Documents fournis -
----

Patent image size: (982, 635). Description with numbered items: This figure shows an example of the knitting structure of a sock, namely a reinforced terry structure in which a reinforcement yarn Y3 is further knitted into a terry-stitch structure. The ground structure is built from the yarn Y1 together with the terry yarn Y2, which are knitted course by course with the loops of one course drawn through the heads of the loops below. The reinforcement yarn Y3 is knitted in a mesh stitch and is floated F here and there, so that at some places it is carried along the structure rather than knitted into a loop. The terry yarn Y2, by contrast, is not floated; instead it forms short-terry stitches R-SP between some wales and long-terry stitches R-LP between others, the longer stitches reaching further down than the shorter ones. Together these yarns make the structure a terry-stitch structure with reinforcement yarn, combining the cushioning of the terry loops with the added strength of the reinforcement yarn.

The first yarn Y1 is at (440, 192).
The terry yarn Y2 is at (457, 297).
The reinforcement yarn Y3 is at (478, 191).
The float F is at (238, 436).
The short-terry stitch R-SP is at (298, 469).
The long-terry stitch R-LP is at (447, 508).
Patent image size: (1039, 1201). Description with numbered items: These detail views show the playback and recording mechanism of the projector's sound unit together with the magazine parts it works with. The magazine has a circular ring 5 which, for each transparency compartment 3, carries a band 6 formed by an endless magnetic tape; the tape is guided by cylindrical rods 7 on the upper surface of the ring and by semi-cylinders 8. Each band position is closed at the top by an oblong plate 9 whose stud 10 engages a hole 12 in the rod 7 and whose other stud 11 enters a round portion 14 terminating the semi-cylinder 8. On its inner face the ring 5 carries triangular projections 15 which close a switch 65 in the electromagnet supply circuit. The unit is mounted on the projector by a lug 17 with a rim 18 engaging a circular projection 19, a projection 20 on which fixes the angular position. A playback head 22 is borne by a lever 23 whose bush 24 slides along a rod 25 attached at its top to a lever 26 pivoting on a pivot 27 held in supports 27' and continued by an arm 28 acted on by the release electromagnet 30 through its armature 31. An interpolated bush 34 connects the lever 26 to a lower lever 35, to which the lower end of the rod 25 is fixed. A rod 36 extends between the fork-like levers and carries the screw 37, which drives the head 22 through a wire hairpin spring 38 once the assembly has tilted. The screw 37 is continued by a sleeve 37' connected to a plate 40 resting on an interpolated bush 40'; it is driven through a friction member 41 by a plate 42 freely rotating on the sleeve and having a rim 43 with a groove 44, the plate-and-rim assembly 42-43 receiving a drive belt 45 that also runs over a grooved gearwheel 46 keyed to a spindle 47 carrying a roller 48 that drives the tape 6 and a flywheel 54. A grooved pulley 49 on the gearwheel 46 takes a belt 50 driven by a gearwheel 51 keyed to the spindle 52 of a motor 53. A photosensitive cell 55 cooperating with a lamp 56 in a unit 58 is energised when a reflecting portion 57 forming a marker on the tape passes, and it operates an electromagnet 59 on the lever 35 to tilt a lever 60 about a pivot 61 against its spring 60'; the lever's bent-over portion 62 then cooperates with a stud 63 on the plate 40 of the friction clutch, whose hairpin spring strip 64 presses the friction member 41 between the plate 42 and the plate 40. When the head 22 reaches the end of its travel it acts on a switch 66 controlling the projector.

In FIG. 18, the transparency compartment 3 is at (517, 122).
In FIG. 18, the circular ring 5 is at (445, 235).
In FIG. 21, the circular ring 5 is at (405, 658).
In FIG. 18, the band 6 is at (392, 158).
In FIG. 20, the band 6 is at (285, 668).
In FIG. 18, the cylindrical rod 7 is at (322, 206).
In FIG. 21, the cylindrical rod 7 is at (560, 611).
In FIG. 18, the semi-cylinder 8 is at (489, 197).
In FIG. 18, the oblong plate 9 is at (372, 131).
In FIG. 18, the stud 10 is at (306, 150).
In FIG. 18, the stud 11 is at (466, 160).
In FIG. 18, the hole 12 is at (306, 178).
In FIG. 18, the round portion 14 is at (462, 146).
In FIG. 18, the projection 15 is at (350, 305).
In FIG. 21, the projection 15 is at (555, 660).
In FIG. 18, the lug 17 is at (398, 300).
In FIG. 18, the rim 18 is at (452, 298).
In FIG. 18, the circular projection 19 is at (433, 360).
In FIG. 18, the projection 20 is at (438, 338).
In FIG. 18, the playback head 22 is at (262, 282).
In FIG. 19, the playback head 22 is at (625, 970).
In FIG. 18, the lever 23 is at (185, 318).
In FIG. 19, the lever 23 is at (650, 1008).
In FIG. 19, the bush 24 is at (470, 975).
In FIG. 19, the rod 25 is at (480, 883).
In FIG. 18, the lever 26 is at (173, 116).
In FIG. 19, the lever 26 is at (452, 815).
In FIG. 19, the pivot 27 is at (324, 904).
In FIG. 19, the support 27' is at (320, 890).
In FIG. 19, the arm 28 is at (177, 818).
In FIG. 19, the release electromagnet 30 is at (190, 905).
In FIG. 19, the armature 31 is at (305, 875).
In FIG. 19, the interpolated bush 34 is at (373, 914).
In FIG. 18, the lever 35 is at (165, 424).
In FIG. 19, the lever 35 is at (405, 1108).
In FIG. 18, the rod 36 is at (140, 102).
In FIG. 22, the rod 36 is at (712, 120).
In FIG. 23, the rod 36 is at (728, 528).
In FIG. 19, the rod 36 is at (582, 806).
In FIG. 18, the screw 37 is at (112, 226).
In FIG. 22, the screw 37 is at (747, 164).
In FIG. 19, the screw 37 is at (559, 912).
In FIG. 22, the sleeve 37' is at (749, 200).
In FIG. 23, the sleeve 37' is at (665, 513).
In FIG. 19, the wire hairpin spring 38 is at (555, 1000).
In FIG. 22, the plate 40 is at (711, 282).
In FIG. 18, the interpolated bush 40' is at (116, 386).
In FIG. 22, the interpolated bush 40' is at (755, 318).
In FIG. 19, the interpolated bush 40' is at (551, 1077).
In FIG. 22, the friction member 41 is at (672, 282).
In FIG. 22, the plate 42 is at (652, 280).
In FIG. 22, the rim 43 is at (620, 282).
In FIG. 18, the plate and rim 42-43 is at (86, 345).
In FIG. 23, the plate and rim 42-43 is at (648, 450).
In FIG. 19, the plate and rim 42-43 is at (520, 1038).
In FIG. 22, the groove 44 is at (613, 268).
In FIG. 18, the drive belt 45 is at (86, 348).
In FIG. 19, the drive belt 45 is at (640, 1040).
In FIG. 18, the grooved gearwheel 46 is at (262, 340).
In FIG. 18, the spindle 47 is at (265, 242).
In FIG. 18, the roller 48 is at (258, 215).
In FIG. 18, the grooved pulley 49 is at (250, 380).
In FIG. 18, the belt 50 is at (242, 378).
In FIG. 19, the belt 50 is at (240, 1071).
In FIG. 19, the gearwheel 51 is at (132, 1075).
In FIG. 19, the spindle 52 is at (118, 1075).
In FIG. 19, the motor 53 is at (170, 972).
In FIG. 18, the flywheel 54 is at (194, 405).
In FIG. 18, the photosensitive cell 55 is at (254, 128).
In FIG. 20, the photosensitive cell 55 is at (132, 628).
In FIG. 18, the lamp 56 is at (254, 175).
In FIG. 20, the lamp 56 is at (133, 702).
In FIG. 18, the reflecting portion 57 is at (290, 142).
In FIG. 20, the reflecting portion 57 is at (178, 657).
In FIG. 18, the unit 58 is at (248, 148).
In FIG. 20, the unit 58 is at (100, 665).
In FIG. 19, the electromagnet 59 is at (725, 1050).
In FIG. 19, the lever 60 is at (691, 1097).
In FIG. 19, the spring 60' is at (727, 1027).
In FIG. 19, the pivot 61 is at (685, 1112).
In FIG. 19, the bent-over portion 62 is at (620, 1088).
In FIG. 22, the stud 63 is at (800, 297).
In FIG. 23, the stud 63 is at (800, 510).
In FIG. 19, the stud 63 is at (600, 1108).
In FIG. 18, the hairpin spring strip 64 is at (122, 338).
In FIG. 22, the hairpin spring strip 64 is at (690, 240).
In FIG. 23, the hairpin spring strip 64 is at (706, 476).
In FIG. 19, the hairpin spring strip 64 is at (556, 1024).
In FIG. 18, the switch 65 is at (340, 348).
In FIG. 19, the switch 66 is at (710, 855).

----

Vos consignes - Recopiez sans aucune modification les lignes qui vont du début des lignes fournies jusqu'à celle contenant « The short-terry stitch R-SP is at (298, 469). », cette dernière comprise.

Réponse à l'exercice -
Patent image size: (982, 635). Description with numbered items: This figure shows an example of the knitting structure of a sock, namely a reinforced terry structure in which a reinforcement yarn Y3 is further knitted into a terry-stitch structure. The ground structure is built from the yarn Y1 together with the terry yarn Y2, which are knitted course by course with the loops of one course drawn through the heads of the loops below. The reinforcement yarn Y3 is knitted in a mesh stitch and is floated F here and there, so that at some places it is carried along the structure rather than knitted into a loop. The terry yarn Y2, by contrast, is not floated; instead it forms short-terry stitches R-SP between some wales and long-terry stitches R-LP between others, the longer stitches reaching further down than the shorter ones. Together these yarns make the structure a terry-stitch structure with reinforcement yarn, combining the cushioning of the terry loops with the added strength of the reinforcement yarn.

The first yarn Y1 is at (440, 192).
The terry yarn Y2 is at (457, 297).
The reinforcement yarn Y3 is at (478, 191).
The float F is at (238, 436).
The short-terry stitch R-SP is at (298, 469).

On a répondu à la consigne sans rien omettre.